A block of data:

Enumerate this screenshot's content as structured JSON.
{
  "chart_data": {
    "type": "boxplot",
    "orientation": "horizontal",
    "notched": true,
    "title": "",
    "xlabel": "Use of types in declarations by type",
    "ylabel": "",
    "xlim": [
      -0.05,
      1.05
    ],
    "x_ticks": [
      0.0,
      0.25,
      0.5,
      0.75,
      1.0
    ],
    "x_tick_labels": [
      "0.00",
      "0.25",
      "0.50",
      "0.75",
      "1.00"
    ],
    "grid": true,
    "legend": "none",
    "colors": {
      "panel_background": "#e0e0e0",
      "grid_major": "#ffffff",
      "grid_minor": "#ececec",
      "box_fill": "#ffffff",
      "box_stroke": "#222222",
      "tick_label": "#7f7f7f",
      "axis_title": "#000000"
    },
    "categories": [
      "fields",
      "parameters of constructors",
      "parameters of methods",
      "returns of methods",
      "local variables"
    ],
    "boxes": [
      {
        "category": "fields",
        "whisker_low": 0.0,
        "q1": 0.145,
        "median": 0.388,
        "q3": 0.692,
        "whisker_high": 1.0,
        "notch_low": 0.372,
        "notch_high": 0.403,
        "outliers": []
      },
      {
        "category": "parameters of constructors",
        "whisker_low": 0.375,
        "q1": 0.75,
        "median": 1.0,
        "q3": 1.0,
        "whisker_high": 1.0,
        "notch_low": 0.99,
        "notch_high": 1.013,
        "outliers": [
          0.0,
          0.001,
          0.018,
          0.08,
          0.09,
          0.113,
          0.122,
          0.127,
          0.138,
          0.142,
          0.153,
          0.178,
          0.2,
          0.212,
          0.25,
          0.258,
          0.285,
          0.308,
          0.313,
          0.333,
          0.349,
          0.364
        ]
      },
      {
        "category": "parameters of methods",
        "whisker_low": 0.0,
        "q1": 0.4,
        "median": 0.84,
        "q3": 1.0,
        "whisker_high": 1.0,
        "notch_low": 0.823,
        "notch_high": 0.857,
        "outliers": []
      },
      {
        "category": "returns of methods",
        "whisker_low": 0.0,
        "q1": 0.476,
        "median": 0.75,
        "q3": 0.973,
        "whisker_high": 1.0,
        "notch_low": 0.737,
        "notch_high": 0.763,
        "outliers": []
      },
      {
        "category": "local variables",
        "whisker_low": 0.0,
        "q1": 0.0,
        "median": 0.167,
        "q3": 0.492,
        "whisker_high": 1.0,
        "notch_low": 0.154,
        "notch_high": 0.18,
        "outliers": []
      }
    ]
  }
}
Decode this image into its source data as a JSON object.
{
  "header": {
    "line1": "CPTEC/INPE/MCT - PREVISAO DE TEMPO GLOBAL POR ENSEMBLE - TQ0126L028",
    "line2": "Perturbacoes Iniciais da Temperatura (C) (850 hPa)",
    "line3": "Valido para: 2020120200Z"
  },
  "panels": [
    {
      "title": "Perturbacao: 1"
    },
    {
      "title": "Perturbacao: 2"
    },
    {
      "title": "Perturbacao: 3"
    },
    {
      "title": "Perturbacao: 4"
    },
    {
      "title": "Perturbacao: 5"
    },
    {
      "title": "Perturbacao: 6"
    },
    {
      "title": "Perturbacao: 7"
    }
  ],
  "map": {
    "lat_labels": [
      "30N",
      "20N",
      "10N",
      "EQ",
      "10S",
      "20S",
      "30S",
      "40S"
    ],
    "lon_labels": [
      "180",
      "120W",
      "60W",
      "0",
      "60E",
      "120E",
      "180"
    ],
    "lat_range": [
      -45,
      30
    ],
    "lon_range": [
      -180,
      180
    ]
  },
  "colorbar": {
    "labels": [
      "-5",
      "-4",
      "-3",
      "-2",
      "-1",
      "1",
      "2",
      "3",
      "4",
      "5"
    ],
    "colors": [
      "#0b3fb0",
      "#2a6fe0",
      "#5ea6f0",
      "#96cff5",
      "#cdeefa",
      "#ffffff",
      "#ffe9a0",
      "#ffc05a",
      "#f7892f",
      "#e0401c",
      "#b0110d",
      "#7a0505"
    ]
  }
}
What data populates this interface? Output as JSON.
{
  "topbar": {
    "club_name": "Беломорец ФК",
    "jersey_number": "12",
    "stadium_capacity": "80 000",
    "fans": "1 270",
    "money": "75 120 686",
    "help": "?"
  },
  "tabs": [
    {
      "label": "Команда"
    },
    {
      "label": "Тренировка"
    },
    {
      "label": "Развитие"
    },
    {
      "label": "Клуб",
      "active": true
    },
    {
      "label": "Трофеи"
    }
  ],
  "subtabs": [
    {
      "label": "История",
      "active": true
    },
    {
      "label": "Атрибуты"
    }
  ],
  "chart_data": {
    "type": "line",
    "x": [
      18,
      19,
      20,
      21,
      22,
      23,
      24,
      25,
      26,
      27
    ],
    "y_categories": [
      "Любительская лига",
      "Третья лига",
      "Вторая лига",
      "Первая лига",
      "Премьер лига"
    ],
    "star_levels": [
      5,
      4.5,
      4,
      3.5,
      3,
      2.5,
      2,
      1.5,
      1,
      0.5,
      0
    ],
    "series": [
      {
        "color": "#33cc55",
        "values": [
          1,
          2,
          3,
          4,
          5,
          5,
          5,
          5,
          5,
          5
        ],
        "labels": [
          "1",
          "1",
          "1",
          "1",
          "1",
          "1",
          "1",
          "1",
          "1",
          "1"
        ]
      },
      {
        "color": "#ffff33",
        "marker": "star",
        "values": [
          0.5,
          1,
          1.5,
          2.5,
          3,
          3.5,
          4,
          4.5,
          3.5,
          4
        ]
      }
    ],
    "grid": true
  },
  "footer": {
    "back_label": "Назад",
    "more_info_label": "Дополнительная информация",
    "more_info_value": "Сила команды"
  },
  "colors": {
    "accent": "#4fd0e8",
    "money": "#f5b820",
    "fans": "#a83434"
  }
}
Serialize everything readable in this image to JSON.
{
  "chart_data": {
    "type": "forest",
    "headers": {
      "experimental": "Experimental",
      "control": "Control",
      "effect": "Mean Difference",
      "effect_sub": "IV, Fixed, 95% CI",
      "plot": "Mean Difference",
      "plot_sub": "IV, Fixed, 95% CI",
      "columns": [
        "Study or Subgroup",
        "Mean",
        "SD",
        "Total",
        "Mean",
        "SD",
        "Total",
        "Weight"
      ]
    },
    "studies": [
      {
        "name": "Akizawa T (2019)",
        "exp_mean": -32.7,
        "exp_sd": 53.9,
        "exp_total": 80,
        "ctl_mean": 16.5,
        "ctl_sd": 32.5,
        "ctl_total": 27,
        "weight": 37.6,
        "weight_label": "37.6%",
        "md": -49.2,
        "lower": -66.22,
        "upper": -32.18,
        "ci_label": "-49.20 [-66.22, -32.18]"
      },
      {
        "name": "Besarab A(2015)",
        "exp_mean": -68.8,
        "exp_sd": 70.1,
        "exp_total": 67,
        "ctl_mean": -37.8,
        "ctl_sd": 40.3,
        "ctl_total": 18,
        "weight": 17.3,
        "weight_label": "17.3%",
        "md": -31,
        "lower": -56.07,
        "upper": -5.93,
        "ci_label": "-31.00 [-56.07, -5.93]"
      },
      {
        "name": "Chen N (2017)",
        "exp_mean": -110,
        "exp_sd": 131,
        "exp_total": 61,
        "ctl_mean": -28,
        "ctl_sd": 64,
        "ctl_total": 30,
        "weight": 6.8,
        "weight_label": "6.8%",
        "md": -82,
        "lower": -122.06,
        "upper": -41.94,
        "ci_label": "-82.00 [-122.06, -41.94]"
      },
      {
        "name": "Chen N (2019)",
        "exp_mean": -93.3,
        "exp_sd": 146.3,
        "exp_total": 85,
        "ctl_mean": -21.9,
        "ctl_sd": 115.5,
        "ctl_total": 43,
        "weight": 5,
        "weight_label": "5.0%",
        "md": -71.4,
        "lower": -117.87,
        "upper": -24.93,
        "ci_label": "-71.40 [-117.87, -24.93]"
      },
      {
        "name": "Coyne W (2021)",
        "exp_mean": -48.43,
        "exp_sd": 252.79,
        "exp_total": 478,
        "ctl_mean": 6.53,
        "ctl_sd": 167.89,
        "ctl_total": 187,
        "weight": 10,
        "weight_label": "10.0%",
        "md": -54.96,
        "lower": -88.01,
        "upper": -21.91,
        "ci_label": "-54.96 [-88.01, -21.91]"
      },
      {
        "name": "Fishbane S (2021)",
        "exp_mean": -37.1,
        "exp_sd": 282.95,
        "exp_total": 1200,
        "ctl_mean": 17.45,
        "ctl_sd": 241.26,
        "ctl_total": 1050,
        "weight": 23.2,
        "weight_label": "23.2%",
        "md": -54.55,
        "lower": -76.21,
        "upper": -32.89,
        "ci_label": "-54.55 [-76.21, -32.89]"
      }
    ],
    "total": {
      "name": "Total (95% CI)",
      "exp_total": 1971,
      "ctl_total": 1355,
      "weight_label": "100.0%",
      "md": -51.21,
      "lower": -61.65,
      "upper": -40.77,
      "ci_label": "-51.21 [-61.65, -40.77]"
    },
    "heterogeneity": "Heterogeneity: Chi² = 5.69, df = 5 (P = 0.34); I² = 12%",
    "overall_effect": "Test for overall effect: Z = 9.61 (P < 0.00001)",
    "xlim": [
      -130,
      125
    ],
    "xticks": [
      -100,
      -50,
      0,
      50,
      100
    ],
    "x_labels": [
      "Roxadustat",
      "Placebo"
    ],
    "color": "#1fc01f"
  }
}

- [STATED GOAL]
How many of the lines above hold the word "image"? Give only that number.

- [EXPECTED ANSWER]
2